▸ **Required task**: Every line from the line containing "What data populates" through the final line of the data is to be printed exactly; no other line is to appear.

▸ **Extracted entries**:
● ● ●

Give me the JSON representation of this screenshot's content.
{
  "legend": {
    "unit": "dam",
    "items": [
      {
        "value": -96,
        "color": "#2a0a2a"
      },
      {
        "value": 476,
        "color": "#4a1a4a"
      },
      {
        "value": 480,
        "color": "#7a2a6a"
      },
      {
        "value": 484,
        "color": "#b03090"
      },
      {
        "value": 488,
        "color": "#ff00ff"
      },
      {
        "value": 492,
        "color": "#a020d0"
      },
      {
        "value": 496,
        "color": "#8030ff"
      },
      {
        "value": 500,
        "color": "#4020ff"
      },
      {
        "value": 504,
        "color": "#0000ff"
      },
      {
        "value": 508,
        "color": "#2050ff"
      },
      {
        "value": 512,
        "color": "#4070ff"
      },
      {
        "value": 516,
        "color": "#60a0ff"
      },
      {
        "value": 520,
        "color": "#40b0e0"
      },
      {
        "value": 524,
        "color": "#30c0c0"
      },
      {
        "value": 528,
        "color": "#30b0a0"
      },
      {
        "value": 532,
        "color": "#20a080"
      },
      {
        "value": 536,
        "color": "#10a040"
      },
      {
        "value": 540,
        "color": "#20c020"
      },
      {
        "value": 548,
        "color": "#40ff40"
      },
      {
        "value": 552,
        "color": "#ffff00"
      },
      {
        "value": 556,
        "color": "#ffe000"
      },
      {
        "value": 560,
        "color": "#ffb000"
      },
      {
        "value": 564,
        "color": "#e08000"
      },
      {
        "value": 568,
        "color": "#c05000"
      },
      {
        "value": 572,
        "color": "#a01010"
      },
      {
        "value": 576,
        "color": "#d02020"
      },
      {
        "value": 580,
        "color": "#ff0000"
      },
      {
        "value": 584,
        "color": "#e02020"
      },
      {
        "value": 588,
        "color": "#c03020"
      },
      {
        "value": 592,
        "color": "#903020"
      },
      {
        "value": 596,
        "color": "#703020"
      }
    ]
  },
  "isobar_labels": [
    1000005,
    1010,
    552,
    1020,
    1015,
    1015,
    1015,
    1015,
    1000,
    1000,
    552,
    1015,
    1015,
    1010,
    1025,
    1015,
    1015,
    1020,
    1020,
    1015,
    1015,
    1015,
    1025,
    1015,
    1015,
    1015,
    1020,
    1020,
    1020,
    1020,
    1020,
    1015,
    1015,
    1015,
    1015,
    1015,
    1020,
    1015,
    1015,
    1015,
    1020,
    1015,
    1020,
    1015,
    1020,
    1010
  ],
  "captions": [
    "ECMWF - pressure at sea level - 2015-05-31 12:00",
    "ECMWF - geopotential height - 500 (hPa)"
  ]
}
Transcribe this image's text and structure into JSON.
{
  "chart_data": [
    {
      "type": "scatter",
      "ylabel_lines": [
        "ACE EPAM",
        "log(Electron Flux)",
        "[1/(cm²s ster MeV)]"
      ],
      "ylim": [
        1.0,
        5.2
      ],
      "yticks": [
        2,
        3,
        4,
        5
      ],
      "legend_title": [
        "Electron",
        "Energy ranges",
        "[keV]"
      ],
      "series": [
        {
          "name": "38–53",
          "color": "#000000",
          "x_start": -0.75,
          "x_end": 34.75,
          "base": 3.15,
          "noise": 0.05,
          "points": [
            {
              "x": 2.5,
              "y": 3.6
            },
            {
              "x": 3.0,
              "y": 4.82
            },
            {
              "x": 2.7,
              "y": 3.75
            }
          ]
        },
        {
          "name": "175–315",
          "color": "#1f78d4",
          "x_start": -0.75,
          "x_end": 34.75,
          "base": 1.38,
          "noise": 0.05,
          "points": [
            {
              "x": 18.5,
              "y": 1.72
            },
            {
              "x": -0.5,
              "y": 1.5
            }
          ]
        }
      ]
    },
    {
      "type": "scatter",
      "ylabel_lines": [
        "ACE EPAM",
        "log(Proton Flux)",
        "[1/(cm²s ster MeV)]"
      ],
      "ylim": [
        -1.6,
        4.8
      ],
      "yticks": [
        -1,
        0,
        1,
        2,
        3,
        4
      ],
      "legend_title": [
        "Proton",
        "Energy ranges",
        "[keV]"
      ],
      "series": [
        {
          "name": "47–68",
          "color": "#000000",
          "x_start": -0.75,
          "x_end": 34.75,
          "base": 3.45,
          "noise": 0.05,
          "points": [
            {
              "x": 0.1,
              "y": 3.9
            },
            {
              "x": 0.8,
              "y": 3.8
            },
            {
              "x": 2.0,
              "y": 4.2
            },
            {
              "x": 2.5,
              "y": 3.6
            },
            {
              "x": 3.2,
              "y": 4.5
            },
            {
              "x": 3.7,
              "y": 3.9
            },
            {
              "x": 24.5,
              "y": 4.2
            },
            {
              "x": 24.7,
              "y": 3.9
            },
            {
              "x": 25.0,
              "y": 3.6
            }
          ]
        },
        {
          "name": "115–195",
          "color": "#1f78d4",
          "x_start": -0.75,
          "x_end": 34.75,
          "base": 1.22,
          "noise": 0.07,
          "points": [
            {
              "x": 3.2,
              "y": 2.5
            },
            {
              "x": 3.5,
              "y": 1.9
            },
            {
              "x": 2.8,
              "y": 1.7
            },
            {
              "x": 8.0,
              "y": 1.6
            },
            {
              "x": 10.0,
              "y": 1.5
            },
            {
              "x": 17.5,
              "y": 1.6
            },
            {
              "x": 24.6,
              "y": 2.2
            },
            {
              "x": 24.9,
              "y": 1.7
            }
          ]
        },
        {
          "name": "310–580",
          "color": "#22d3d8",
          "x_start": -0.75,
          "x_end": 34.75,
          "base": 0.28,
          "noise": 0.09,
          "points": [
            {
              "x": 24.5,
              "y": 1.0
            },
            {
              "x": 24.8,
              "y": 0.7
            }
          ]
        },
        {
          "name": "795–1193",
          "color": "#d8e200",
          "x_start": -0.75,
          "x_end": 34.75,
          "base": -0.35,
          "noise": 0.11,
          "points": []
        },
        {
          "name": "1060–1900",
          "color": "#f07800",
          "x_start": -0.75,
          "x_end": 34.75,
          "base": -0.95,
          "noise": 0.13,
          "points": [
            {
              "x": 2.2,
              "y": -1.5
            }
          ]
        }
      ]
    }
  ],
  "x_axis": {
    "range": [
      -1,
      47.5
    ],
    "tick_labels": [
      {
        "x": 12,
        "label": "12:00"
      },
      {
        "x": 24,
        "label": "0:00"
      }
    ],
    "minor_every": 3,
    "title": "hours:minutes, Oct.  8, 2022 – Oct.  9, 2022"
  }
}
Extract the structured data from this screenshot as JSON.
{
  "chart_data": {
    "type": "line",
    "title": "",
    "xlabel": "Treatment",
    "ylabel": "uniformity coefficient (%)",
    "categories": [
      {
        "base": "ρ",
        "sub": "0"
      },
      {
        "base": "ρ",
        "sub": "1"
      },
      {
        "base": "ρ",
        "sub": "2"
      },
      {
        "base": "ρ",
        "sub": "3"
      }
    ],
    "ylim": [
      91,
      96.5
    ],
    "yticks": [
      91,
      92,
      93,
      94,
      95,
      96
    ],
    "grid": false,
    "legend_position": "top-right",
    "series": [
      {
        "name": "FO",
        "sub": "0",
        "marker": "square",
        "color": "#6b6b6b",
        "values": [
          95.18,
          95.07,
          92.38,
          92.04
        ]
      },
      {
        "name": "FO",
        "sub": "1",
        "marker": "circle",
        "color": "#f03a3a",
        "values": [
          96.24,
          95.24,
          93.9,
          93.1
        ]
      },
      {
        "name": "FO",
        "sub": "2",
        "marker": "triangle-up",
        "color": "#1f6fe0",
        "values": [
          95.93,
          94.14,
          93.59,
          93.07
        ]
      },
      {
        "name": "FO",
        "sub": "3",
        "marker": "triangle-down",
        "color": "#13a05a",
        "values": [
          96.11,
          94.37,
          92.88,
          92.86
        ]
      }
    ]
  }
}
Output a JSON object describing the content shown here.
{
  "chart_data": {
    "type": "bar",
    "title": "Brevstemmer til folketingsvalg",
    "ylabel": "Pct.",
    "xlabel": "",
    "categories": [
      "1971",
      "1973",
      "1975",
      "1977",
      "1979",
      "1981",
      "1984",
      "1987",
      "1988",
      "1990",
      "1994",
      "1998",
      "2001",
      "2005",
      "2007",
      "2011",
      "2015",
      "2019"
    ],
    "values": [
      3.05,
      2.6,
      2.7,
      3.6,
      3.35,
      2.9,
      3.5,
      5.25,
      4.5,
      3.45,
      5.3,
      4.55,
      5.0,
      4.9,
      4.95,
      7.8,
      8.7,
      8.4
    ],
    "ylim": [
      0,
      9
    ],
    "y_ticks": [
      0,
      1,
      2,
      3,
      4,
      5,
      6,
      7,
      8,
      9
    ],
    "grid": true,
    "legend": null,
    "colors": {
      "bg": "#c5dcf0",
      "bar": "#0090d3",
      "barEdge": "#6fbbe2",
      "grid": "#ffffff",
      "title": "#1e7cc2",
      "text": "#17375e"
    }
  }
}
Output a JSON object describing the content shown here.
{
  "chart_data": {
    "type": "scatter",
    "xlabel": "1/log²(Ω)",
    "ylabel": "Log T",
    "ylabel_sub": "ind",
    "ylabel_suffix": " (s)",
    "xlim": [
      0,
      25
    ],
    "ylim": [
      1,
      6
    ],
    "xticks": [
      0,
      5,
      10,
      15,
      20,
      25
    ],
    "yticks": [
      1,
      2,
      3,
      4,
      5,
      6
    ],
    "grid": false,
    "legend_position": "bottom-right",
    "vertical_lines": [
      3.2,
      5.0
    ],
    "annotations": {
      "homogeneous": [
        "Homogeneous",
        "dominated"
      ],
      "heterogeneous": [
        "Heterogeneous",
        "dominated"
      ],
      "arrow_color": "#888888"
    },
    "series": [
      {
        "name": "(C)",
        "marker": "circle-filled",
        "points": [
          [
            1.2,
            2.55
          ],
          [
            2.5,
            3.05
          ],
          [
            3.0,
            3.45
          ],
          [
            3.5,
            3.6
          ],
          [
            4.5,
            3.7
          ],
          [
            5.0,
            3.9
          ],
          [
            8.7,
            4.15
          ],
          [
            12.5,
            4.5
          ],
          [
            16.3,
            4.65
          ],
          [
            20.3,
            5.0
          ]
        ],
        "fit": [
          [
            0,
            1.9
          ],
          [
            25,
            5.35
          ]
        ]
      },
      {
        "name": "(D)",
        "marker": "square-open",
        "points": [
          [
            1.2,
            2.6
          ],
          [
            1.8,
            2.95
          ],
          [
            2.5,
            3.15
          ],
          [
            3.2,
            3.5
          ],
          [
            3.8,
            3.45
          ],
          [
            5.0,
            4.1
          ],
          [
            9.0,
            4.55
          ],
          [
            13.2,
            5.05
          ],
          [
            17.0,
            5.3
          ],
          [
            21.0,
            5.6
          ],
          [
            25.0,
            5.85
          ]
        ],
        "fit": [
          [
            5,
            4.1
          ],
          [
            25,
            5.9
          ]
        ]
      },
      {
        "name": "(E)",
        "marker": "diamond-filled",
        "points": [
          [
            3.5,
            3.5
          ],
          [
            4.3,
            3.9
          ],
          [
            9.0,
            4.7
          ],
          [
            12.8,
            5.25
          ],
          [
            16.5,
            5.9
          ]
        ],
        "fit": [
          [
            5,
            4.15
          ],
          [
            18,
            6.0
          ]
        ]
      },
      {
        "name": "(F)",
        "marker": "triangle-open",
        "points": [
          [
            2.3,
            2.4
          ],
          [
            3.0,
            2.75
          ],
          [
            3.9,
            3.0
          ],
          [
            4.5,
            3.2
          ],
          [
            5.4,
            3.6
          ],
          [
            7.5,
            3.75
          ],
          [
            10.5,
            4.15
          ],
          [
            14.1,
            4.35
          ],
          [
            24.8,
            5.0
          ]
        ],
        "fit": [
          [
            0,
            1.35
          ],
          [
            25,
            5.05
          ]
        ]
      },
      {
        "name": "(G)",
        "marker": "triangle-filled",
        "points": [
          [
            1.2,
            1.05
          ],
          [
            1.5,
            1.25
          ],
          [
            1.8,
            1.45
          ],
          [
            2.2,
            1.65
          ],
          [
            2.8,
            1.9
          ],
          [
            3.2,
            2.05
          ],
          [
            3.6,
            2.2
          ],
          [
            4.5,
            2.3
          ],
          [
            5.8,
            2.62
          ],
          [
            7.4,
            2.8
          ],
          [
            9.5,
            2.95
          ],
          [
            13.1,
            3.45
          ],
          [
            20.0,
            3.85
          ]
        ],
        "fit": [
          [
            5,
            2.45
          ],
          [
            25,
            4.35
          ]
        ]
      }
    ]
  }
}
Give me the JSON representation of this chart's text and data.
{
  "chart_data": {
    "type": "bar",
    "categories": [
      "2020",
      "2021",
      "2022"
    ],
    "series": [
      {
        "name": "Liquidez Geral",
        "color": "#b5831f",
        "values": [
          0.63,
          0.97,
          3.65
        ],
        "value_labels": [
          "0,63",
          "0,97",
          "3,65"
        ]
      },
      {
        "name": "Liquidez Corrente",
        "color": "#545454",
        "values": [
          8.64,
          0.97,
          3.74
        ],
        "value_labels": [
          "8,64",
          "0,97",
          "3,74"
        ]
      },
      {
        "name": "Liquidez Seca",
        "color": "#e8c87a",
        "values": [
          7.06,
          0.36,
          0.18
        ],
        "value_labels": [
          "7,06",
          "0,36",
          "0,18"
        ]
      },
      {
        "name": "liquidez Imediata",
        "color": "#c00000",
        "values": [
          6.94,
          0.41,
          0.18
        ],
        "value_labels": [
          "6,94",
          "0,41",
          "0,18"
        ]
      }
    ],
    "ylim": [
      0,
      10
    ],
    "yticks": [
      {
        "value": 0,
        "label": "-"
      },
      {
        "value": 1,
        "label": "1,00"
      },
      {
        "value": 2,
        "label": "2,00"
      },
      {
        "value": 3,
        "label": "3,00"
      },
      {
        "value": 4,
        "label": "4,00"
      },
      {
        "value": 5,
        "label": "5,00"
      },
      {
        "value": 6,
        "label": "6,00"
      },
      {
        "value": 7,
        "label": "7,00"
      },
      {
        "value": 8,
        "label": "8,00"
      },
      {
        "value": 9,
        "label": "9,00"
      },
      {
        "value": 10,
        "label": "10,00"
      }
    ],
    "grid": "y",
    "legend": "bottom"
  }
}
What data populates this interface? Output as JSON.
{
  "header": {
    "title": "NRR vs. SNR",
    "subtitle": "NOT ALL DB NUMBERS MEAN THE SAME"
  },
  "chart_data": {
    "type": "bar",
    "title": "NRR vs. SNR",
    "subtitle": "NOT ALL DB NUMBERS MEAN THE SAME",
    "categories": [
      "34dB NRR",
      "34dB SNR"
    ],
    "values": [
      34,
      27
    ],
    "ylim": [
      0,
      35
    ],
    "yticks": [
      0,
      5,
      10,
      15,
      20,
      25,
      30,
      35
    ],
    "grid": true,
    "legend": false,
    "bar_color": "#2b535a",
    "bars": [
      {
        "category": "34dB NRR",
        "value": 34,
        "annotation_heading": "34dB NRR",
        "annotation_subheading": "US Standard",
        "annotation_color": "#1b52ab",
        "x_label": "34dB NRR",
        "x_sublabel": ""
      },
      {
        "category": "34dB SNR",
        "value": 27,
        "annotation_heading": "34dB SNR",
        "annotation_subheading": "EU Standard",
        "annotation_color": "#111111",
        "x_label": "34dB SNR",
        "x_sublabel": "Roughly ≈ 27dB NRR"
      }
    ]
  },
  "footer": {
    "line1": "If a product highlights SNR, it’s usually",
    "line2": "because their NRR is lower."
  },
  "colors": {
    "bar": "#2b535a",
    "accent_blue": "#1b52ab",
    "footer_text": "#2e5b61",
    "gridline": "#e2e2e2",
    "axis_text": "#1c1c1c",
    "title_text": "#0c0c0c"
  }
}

● ● ●

▸ **The response**:
What data populates this interface? Output as JSON.
{
  "header": {
    "title": "NRR vs. SNR",
    "subtitle": "NOT ALL DB NUMBERS MEAN THE SAME"
  },
  "chart_data": {
    "type": "bar",
    "title": "NRR vs. SNR",
    "subtitle": "NOT ALL DB NUMBERS MEAN THE SAME",
    "categories": [
      "34dB NRR",
      "34dB SNR"
    ],
    "values": [
      34,
      27
    ],
    "ylim": [
      0,
      35
    ],
    "yticks": [
      0,
      5,
      10,
      15,
      20,
      25,
      30,
      35
    ],
    "grid": true,
    "legend": false,
    "bar_color": "#2b535a",
    "bars": [
      {
        "category": "34dB NRR",
        "value": 34,
        "annotation_heading": "34dB NRR",
        "annotation_subheading": "US Standard",
        "annotation_color": "#1b52ab",
        "x_label": "34dB NRR",
        "x_sublabel": ""
      },
      {
        "category": "34dB SNR",
        "value": 27,
        "annotation_heading": "34dB SNR",
        "annotation_subheading": "EU Standard",
        "annotation_color": "#111111",
        "x_label": "34dB SNR",
        "x_sublabel": "Roughly ≈ 27dB NRR"
      }
    ]
  },
  "footer": {
    "line1": "If a product highlights SNR, it’s usually",
    "line2": "because their NRR is lower."
  },
  "colors": {
    "bar": "#2b535a",
    "accent_blue": "#1b52ab",
    "footer_text": "#2e5b61",
    "gridline": "#e2e2e2",
    "axis_text": "#1c1c1c",
    "title_text": "#0c0c0c"
  }
}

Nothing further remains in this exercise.